- _Short task_
Only the number is wanted: how many lines contain the word "name"?
>> start Dataset records
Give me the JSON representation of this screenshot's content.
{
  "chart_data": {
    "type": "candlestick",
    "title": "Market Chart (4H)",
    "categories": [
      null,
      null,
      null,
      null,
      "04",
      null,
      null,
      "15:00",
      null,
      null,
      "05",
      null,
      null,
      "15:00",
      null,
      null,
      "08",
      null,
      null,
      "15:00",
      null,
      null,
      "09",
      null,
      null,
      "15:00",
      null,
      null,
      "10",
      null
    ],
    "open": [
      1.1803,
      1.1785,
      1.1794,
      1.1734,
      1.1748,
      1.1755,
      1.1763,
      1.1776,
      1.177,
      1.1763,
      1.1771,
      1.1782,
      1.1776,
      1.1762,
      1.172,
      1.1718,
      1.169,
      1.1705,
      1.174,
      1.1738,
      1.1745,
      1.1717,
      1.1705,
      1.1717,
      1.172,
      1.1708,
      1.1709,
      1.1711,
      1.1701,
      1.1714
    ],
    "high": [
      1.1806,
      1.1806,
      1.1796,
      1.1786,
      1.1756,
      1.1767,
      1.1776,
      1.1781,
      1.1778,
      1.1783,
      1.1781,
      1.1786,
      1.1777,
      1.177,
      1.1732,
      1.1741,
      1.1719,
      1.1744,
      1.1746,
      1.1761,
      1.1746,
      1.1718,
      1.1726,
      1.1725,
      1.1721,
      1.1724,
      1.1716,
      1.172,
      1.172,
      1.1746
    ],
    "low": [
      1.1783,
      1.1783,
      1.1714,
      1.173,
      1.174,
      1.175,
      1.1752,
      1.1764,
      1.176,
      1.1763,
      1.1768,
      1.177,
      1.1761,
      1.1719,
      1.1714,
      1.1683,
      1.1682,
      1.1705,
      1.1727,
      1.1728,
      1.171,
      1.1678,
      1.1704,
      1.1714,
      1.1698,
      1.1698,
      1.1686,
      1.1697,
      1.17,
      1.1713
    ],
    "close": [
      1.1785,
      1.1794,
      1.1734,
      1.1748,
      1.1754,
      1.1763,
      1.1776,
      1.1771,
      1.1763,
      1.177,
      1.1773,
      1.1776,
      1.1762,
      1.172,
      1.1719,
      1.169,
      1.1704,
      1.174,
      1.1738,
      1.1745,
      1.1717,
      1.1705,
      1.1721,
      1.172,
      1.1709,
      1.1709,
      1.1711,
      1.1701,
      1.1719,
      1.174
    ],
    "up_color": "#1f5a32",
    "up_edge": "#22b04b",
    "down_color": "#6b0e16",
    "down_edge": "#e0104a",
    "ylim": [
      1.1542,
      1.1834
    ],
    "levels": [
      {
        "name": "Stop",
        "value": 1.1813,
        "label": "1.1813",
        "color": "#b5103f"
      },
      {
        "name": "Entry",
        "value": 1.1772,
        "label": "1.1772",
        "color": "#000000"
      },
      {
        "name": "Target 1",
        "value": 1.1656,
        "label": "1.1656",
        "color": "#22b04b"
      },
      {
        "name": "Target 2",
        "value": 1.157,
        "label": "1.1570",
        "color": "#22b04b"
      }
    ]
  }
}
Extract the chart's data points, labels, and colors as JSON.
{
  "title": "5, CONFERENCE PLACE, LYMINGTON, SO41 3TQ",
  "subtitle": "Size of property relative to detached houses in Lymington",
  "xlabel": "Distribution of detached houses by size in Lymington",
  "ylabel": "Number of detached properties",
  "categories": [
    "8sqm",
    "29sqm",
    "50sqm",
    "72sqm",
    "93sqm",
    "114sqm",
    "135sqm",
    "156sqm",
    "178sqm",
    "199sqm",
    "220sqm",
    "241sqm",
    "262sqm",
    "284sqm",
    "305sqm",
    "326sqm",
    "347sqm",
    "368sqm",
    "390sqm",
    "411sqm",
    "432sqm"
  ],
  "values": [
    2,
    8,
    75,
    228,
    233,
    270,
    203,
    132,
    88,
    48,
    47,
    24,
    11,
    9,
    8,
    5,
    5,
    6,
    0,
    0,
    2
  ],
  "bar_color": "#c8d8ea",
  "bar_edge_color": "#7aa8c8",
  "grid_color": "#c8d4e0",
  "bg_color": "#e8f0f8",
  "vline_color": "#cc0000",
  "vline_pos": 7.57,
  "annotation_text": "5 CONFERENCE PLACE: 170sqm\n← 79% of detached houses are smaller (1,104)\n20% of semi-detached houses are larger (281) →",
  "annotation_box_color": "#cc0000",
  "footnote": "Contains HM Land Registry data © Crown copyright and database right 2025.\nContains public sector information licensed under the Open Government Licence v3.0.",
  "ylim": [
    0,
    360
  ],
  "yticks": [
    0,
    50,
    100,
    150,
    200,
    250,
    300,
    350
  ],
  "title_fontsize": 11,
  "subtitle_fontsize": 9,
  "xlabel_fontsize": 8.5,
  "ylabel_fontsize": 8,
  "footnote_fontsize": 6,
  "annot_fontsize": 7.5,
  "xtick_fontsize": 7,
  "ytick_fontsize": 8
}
>> end Dataset records
- _The solution_
4